■ **STATED EXERCISE**
Leave out the pictures and copy everything else below exactly.
--- start GIVEN ENTRIES ---
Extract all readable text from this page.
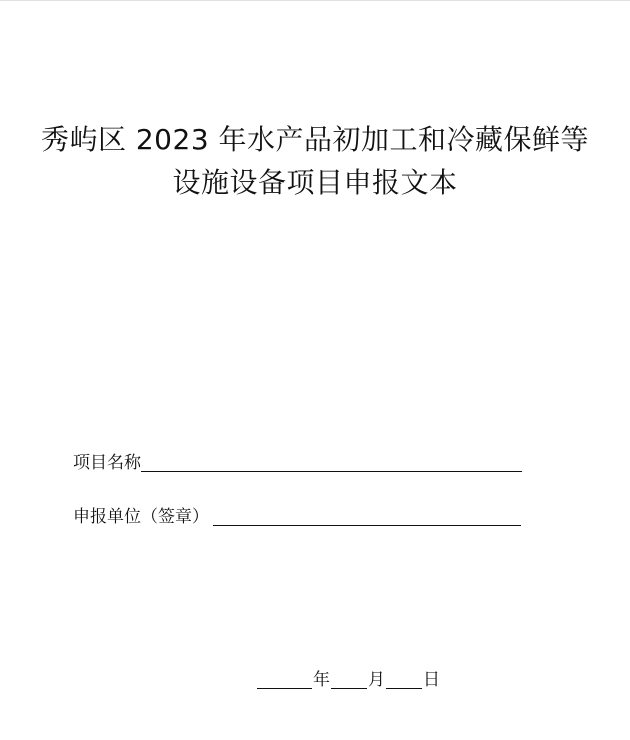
秀屿区 2023 年水产品初加工和冷藏保鲜等
设施设备项目申报文本
项目名称
申报单位（签章）
年 月 日
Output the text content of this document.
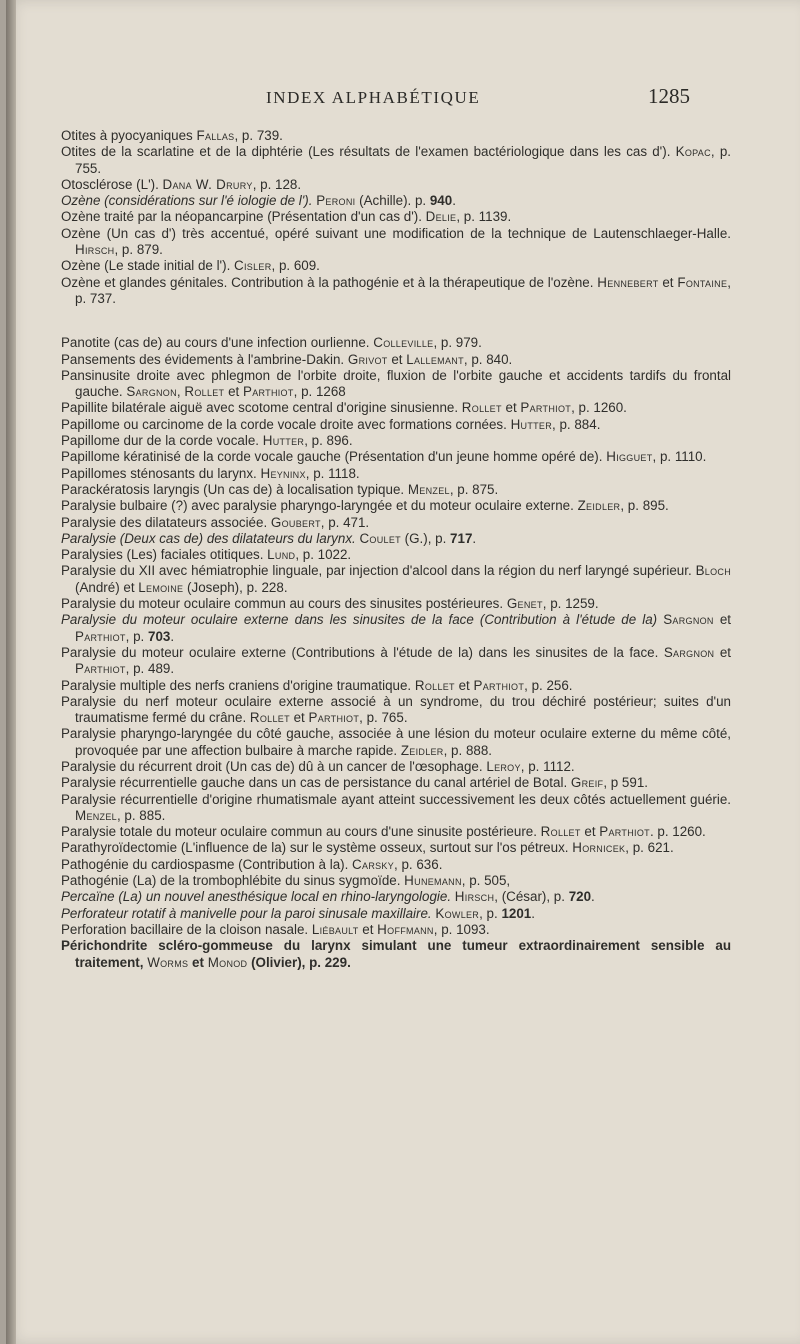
INDEX ALPHABÉTIQUE	1285
Otites à pyocyaniques Fallas, p. 739.
Otites de la scarlatine et de la diphtérie (Les résultats de l'examen bactériologique dans les cas d'). Kopac, p. 755.
Otosclérose (L'). Dana W. Drury, p. 128.
Ozène (considérations sur l'é iologie de l'). Peroni (Achille). p. 940.
Ozène traité par la néopancarpine (Présentation d'un cas d'). Delie, p. 1139.
Ozène (Un cas d') très accentué, opéré suivant une modification de la technique de Lautenschlaeger-Halle. Hirsch, p. 879.
Ozène (Le stade initial de l'). Cisler, p. 609.
Ozène et glandes génitales. Contribution à la pathogénie et à la thérapeutique de l'ozène. Hennebert et Fontaine, p. 737.
Panotite (cas de) au cours d'une infection ourlienne. Colleville, p. 979.
Pansements des évidements à l'ambrine-Dakin. Grivot et Lallemant, p. 840.
Pansinusite droite avec phlegmon de l'orbite droite, fluxion de l'orbite gauche et accidents tardifs du frontal gauche. Sargnon, Rollet et Parthiot, p. 1268
Papillite bilatérale aiguë avec scotome central d'origine sinusienne. Rollet et Parthiot, p. 1260.
Papillome ou carcinome de la corde vocale droite avec formations cornées. Hutter, p. 884.
Papillome dur de la corde vocale. Hutter, p. 896.
Papillome kératinisé de la corde vocale gauche (Présentation d'un jeune homme opéré de). Higguet, p. 1110.
Papillomes sténosants du larynx. Heyninx, p. 1118.
Parackératosis laryngis (Un cas de) à localisation typique. Menzel, p. 875.
Paralysie bulbaire (?) avec paralysie pharyngo-laryngée et du moteur oculaire externe. Zeidler, p. 895.
Paralysie des dilatateurs associée. Goubert, p. 471.
Paralysie (Deux cas de) des dilatateurs du larynx. Coulet (G.), p. 717.
Paralysies (Les) faciales otitiques. Lund, p. 1022.
Paralysie du XII avec hémiatrophie linguale, par injection d'alcool dans la région du nerf laryngé supérieur. Bloch (André) et Lemoine (Joseph), p. 228.
Paralysie du moteur oculaire commun au cours des sinusites postérieures. Genet, p. 1259.
Paralysie du moteur oculaire externe dans les sinusites de la face (Contribution à l'étude de la) Sargnon et Parthiot, p. 703.
Paralysie du moteur oculaire externe (Contributions à l'étude de la) dans les sinusites de la face. Sargnon et Parthiot, p. 489.
Paralysie multiple des nerfs craniens d'origine traumatique. Rollet et Parthiot, p. 256.
Paralysie du nerf moteur oculaire externe associé à un syndrome, du trou déchiré postérieur; suites d'un traumatisme fermé du crâne. Rollet et Parthiot, p. 765.
Paralysie pharyngo-laryngée du côté gauche, associée à une lésion du moteur oculaire externe du même côté, provoquée par une affection bulbaire à marche rapide. Zeidler, p. 888.
Paralysie du récurrent droit (Un cas de) dû à un cancer de l'œsophage. Leroy, p. 1112.
Paralysie récurrentielle gauche dans un cas de persistance du canal artériel de Botal. Greif, p 591.
Paralysie récurrentielle d'origine rhumatismale ayant atteint successivement les deux côtés actuellement guérie. Menzel, p. 885.
Paralysie totale du moteur oculaire commun au cours d'une sinusite postérieure. Rollet et Parthiot. p. 1260.
Parathyroïdectomie (L'influence de la) sur le système osseux, surtout sur l'os pétreux. Hornicek, p. 621.
Pathogénie du cardiospasme (Contribution à la). Carsky, p. 636.
Pathogénie (La) de la trombophlébite du sinus sygmoïde. Hunemann, p. 505,
Percaïne (La) un nouvel anesthésique local en rhino-laryngologie. Hirsch, (César), p. 720.
Perforateur rotatif à manivelle pour la paroi sinusale maxillaire. Kowler, p. 1201.
Perforation bacillaire de la cloison nasale. Liébault et Hoffmann, p. 1093.
Périchondrite scléro-gommeuse du larynx simulant une tumeur extraordinairement sensible au traitement, Worms et Monod (Olivier), p. 229.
--- end GIVEN ENTRIES ---
■ **REPLY TO THE TASK**
Extract all readable text from this page.
秀屿区 2023 年水产品初加工和冷藏保鲜等
设施设备项目申报文本
项目名称
申报单位（签章）
年 月 日
Output the text content of this document.
INDEX ALPHABÉTIQUE	1285
Otites à pyocyaniques Fallas, p. 739.
Otites de la scarlatine et de la diphtérie (Les résultats de l'examen bactériologique dans les cas d'). Kopac, p. 755.
Otosclérose (L'). Dana W. Drury, p. 128.
Ozène (considérations sur l'é iologie de l'). Peroni (Achille). p. 940.
Ozène traité par la néopancarpine (Présentation d'un cas d'). Delie, p. 1139.
Ozène (Un cas d') très accentué, opéré suivant une modification de la technique de Lautenschlaeger-Halle. Hirsch, p. 879.
Ozène (Le stade initial de l'). Cisler, p. 609.
Ozène et glandes génitales. Contribution à la pathogénie et à la thérapeutique de l'ozène. Hennebert et Fontaine, p. 737.
Panotite (cas de) au cours d'une infection ourlienne. Colleville, p. 979.
Pansements des évidements à l'ambrine-Dakin. Grivot et Lallemant, p. 840.
Pansinusite droite avec phlegmon de l'orbite droite, fluxion de l'orbite gauche et accidents tardifs du frontal gauche. Sargnon, Rollet et Parthiot, p. 1268
Papillite bilatérale aiguë avec scotome central d'origine sinusienne. Rollet et Parthiot, p. 1260.
Papillome ou carcinome de la corde vocale droite avec formations cornées. Hutter, p. 884.
Papillome dur de la corde vocale. Hutter, p. 896.
Papillome kératinisé de la corde vocale gauche (Présentation d'un jeune homme opéré de). Higguet, p. 1110.
Papillomes sténosants du larynx. Heyninx, p. 1118.
Parackératosis laryngis (Un cas de) à localisation typique. Menzel, p. 875.
Paralysie bulbaire (?) avec paralysie pharyngo-laryngée et du moteur oculaire externe. Zeidler, p. 895.
Paralysie des dilatateurs associée. Goubert, p. 471.
Paralysie (Deux cas de) des dilatateurs du larynx. Coulet (G.), p. 717.
Paralysies (Les) faciales otitiques. Lund, p. 1022.
Paralysie du XII avec hémiatrophie linguale, par injection d'alcool dans la région du nerf laryngé supérieur. Bloch (André) et Lemoine (Joseph), p. 228.
Paralysie du moteur oculaire commun au cours des sinusites postérieures. Genet, p. 1259.
Paralysie du moteur oculaire externe dans les sinusites de la face (Contribution à l'étude de la) Sargnon et Parthiot, p. 703.
Paralysie du moteur oculaire externe (Contributions à l'étude de la) dans les sinusites de la face. Sargnon et Parthiot, p. 489.
Paralysie multiple des nerfs craniens d'origine traumatique. Rollet et Parthiot, p. 256.
Paralysie du nerf moteur oculaire externe associé à un syndrome, du trou déchiré postérieur; suites d'un traumatisme fermé du crâne. Rollet et Parthiot, p. 765.
Paralysie pharyngo-laryngée du côté gauche, associée à une lésion du moteur oculaire externe du même côté, provoquée par une affection bulbaire à marche rapide. Zeidler, p. 888.
Paralysie du récurrent droit (Un cas de) dû à un cancer de l'œsophage. Leroy, p. 1112.
Paralysie récurrentielle gauche dans un cas de persistance du canal artériel de Botal. Greif, p 591.
Paralysie récurrentielle d'origine rhumatismale ayant atteint successivement les deux côtés actuellement guérie. Menzel, p. 885.
Paralysie totale du moteur oculaire commun au cours d'une sinusite postérieure. Rollet et Parthiot. p. 1260.
Parathyroïdectomie (L'influence de la) sur le système osseux, surtout sur l'os pétreux. Hornicek, p. 621.
Pathogénie du cardiospasme (Contribution à la). Carsky, p. 636.
Pathogénie (La) de la trombophlébite du sinus sygmoïde. Hunemann, p. 505,
Percaïne (La) un nouvel anesthésique local en rhino-laryngologie. Hirsch, (César), p. 720.
Perforateur rotatif à manivelle pour la paroi sinusale maxillaire. Kowler, p. 1201.
Perforation bacillaire de la cloison nasale. Liébault et Hoffmann, p. 1093.
Périchondrite scléro-gommeuse du larynx simulant une tumeur extraordinairement sensible au traitement, Worms et Monod (Olivier), p. 229.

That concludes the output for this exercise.